### [Data provided]
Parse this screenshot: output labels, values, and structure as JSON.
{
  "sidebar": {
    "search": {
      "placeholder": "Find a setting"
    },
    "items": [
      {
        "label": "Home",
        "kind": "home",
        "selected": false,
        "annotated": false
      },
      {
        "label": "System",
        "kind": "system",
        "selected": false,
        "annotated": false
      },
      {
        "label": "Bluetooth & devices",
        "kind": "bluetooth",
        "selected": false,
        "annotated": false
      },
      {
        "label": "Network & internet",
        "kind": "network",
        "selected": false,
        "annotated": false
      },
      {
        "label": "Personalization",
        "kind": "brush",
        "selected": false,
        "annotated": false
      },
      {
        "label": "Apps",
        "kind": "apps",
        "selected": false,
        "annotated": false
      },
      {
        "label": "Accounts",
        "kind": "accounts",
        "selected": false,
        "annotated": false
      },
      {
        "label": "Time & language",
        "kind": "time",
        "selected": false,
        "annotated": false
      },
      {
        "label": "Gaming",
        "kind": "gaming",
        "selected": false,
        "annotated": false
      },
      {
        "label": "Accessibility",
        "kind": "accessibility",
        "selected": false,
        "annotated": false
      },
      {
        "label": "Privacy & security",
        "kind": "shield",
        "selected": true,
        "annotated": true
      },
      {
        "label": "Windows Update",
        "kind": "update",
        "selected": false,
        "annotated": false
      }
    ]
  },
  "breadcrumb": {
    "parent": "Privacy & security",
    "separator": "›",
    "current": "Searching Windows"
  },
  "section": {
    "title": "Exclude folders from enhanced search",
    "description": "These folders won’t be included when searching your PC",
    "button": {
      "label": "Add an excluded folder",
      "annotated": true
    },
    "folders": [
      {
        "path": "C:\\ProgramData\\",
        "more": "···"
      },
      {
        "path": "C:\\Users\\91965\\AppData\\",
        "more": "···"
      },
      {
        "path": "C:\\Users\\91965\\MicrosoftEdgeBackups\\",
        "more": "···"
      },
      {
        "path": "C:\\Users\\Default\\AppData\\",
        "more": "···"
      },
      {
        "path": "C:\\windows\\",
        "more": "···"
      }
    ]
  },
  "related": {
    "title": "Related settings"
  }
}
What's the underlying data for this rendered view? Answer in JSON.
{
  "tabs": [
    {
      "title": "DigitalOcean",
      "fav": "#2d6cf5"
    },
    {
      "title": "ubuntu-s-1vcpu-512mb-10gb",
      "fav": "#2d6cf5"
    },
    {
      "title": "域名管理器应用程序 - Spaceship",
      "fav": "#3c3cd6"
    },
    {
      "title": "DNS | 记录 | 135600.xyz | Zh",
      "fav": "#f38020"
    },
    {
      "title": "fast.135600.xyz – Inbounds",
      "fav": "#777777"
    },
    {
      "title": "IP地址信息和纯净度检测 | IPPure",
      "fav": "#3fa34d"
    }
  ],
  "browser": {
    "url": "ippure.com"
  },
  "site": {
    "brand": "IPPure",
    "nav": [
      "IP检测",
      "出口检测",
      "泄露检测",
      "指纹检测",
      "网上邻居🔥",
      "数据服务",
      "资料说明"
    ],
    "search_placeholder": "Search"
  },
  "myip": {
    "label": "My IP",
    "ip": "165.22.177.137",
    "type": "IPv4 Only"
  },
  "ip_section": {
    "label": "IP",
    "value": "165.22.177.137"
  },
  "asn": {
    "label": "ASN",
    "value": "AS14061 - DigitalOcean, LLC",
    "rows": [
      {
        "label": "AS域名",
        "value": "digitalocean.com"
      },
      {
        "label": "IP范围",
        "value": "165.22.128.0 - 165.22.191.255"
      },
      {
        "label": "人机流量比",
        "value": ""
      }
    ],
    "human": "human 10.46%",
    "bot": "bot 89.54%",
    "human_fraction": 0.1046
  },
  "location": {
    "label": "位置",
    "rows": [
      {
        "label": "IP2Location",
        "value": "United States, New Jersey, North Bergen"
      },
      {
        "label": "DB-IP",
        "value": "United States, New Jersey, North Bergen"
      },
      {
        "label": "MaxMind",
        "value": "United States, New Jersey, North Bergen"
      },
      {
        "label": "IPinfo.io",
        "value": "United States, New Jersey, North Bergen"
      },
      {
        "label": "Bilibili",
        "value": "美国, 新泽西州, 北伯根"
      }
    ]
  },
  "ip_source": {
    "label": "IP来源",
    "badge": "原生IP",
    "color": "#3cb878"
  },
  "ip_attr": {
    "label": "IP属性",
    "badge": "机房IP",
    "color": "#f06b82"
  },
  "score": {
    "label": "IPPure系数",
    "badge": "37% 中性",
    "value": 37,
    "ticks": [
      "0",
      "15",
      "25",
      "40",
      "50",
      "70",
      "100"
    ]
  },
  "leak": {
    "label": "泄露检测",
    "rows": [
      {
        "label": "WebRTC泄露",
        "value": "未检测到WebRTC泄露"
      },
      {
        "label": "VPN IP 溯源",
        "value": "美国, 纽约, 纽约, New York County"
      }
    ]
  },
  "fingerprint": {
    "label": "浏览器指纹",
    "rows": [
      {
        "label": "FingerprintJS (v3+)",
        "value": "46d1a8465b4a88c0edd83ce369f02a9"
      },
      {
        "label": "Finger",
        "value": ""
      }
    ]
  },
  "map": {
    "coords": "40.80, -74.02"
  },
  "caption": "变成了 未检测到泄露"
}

### [Instruction]
Go through the listing and copy all of it exactly.

### [Response to the exercise]
Parse this screenshot: output labels, values, and structure as JSON.
{
  "sidebar": {
    "search": {
      "placeholder": "Find a setting"
    },
    "items": [
      {
        "label": "Home",
        "kind": "home",
        "selected": false,
        "annotated": false
      },
      {
        "label": "System",
        "kind": "system",
        "selected": false,
        "annotated": false
      },
      {
        "label": "Bluetooth & devices",
        "kind": "bluetooth",
        "selected": false,
        "annotated": false
      },
      {
        "label": "Network & internet",
        "kind": "network",
        "selected": false,
        "annotated": false
      },
      {
        "label": "Personalization",
        "kind": "brush",
        "selected": false,
        "annotated": false
      },
      {
        "label": "Apps",
        "kind": "apps",
        "selected": false,
        "annotated": false
      },
      {
        "label": "Accounts",
        "kind": "accounts",
        "selected": false,
        "annotated": false
      },
      {
        "label": "Time & language",
        "kind": "time",
        "selected": false,
        "annotated": false
      },
      {
        "label": "Gaming",
        "kind": "gaming",
        "selected": false,
        "annotated": false
      },
      {
        "label": "Accessibility",
        "kind": "accessibility",
        "selected": false,
        "annotated": false
      },
      {
        "label": "Privacy & security",
        "kind": "shield",
        "selected": true,
        "annotated": true
      },
      {
        "label": "Windows Update",
        "kind": "update",
        "selected": false,
        "annotated": false
      }
    ]
  },
  "breadcrumb": {
    "parent": "Privacy & security",
    "separator": "›",
    "current": "Searching Windows"
  },
  "section": {
    "title": "Exclude folders from enhanced search",
    "description": "These folders won’t be included when searching your PC",
    "button": {
      "label": "Add an excluded folder",
      "annotated": true
    },
    "folders": [
      {
        "path": "C:\\ProgramData\\",
        "more": "···"
      },
      {
        "path": "C:\\Users\\91965\\AppData\\",
        "more": "···"
      },
      {
        "path": "C:\\Users\\91965\\MicrosoftEdgeBackups\\",
        "more": "···"
      },
      {
        "path": "C:\\Users\\Default\\AppData\\",
        "more": "···"
      },
      {
        "path": "C:\\windows\\",
        "more": "···"
      }
    ]
  },
  "related": {
    "title": "Related settings"
  }
}
What's the underlying data for this rendered view? Answer in JSON.
{
  "tabs": [
    {
      "title": "DigitalOcean",
      "fav": "#2d6cf5"
    },
    {
      "title": "ubuntu-s-1vcpu-512mb-10gb",
      "fav": "#2d6cf5"
    },
    {
      "title": "域名管理器应用程序 - Spaceship",
      "fav": "#3c3cd6"
    },
    {
      "title": "DNS | 记录 | 135600.xyz | Zh",
      "fav": "#f38020"
    },
    {
      "title": "fast.135600.xyz – Inbounds",
      "fav": "#777777"
    },
    {
      "title": "IP地址信息和纯净度检测 | IPPure",
      "fav": "#3fa34d"
    }
  ],
  "browser": {
    "url": "ippure.com"
  },
  "site": {
    "brand": "IPPure",
    "nav": [
      "IP检测",
      "出口检测",
      "泄露检测",
      "指纹检测",
      "网上邻居🔥",
      "数据服务",
      "资料说明"
    ],
    "search_placeholder": "Search"
  },
  "myip": {
    "label": "My IP",
    "ip": "165.22.177.137",
    "type": "IPv4 Only"
  },
  "ip_section": {
    "label": "IP",
    "value": "165.22.177.137"
  },
  "asn": {
    "label": "ASN",
    "value": "AS14061 - DigitalOcean, LLC",
    "rows": [
      {
        "label": "AS域名",
        "value": "digitalocean.com"
      },
      {
        "label": "IP范围",
        "value": "165.22.128.0 - 165.22.191.255"
      },
      {
        "label": "人机流量比",
        "value": ""
      }
    ],
    "human": "human 10.46%",
    "bot": "bot 89.54%",
    "human_fraction": 0.1046
  },
  "location": {
    "label": "位置",
    "rows": [
      {
        "label": "IP2Location",
        "value": "United States, New Jersey, North Bergen"
      },
      {
        "label": "DB-IP",
        "value": "United States, New Jersey, North Bergen"
      },
      {
        "label": "MaxMind",
        "value": "United States, New Jersey, North Bergen"
      },
      {
        "label": "IPinfo.io",
        "value": "United States, New Jersey, North Bergen"
      },
      {
        "label": "Bilibili",
        "value": "美国, 新泽西州, 北伯根"
      }
    ]
  },
  "ip_source": {
    "label": "IP来源",
    "badge": "原生IP",
    "color": "#3cb878"
  },
  "ip_attr": {
    "label": "IP属性",
    "badge": "机房IP",
    "color": "#f06b82"
  },
  "score": {
    "label": "IPPure系数",
    "badge": "37% 中性",
    "value": 37,
    "ticks": [
      "0",
      "15",
      "25",
      "40",
      "50",
      "70",
      "100"
    ]
  },
  "leak": {
    "label": "泄露检测",
    "rows": [
      {
        "label": "WebRTC泄露",
        "value": "未检测到WebRTC泄露"
      },
      {
        "label": "VPN IP 溯源",
        "value": "美国, 纽约, 纽约, New York County"
      }
    ]
  },
  "fingerprint": {
    "label": "浏览器指纹",
    "rows": [
      {
        "label": "FingerprintJS (v3+)",
        "value": "46d1a8465b4a88c0edd83ce369f02a9"
      },
      {
        "label": "Finger",
        "value": ""
      }
    ]
  },
  "map": {
    "coords": "40.80, -74.02"
  },
  "caption": "变成了 未检测到泄露"
}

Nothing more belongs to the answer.